DATASET ENTRIES Start Marker

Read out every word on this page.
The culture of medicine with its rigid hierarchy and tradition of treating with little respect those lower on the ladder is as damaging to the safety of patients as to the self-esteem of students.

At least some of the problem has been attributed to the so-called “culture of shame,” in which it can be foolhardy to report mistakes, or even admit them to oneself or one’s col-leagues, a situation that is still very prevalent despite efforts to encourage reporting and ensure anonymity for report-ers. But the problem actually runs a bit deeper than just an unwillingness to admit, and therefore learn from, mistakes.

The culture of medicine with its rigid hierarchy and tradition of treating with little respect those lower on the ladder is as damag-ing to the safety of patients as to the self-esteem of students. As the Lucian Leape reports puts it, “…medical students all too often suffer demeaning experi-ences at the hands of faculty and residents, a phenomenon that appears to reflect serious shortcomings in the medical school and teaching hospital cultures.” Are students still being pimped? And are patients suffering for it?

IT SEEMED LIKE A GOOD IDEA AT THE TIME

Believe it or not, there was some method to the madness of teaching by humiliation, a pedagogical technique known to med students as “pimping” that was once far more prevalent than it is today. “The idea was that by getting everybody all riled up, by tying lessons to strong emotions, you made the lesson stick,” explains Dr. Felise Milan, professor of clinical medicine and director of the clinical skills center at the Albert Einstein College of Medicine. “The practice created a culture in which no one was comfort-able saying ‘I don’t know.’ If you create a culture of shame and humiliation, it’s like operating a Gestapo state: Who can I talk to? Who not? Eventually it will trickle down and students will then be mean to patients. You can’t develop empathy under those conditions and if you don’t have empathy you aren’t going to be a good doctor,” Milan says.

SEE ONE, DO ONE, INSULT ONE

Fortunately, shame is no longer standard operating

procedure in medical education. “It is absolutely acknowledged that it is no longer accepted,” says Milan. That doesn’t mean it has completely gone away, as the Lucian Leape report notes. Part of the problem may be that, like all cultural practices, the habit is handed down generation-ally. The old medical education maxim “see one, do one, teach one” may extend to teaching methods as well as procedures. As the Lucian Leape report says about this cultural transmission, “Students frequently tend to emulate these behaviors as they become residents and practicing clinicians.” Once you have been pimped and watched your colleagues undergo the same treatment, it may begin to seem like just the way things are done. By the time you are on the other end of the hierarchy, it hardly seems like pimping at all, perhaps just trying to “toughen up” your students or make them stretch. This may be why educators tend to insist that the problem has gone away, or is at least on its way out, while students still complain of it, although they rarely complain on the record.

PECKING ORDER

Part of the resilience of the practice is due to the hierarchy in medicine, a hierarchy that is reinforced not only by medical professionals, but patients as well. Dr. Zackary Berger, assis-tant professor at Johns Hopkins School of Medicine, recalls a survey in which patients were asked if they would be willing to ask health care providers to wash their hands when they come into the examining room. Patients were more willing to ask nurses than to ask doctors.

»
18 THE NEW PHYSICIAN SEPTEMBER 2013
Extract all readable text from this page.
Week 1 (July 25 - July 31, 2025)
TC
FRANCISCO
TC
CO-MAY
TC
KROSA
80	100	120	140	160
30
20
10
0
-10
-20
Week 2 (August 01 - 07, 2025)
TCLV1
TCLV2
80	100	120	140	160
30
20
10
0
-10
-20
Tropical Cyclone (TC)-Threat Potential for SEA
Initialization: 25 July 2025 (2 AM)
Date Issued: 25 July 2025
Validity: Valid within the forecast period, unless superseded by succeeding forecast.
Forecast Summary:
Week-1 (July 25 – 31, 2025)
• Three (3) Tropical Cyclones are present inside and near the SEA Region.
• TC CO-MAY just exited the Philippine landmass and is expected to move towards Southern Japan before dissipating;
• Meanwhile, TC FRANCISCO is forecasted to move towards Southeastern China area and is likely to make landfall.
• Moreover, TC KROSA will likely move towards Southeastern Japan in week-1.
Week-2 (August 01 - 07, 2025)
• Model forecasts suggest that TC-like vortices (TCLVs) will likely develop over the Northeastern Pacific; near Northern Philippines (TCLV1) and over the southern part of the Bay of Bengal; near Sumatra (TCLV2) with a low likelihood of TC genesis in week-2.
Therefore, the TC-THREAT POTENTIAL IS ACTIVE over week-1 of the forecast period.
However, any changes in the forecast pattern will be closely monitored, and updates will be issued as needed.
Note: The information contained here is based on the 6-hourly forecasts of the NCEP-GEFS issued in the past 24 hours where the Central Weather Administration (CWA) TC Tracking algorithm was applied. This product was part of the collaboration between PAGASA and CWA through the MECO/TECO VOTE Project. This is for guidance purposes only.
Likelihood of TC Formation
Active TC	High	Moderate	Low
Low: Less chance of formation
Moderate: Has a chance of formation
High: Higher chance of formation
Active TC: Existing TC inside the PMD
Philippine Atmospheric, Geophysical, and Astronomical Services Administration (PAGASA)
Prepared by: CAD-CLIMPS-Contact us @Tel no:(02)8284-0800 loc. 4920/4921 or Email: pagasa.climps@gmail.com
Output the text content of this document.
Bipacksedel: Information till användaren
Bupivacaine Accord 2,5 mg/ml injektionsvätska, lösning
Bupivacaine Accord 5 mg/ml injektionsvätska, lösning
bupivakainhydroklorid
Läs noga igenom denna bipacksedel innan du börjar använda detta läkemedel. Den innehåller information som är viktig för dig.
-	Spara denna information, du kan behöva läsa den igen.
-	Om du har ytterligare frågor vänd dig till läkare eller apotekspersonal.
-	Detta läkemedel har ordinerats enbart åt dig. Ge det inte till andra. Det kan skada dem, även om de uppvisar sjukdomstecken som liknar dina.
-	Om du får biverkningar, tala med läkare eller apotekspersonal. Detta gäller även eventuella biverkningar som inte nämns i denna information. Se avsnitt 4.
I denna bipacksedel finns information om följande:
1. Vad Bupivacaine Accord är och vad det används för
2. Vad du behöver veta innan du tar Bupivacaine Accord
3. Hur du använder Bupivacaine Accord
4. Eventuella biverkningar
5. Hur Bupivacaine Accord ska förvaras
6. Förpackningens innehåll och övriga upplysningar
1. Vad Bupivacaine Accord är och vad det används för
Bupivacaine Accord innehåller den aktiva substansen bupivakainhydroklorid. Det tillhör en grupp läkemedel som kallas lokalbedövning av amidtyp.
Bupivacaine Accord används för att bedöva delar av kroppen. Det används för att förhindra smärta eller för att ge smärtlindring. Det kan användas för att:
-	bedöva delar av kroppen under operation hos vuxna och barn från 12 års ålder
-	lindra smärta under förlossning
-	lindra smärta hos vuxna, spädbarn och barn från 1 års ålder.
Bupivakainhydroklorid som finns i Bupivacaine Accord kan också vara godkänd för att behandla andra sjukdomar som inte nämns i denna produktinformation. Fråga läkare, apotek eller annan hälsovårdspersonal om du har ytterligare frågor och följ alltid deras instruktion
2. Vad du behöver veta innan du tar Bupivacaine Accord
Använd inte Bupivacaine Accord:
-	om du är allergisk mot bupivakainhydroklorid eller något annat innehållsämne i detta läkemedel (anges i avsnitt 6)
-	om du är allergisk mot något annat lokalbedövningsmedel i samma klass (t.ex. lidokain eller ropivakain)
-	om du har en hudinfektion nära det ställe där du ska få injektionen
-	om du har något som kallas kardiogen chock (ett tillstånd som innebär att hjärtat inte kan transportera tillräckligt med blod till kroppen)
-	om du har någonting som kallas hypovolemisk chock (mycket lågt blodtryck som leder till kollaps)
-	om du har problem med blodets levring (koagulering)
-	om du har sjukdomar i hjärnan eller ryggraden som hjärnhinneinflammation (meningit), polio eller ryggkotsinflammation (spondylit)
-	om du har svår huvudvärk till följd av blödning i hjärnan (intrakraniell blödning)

DATASET ENTRIES End Marker

- **WHAT IS EXPECTED**
When a line of the records holds the word "near", copy that line.

- **OUTPUT OF THE TASK**
• Three (3) Tropical Cyclones are present inside and near the SEA Region.
• Model forecasts suggest that TC-like vortices (TCLVs) will likely develop over the Northeastern Pacific; near Northern Philippines (TCLV1) and over the southern part of the Bay of Bengal; near Sumatra (TCLV2) with a low likelihood of TC genesis in week-2.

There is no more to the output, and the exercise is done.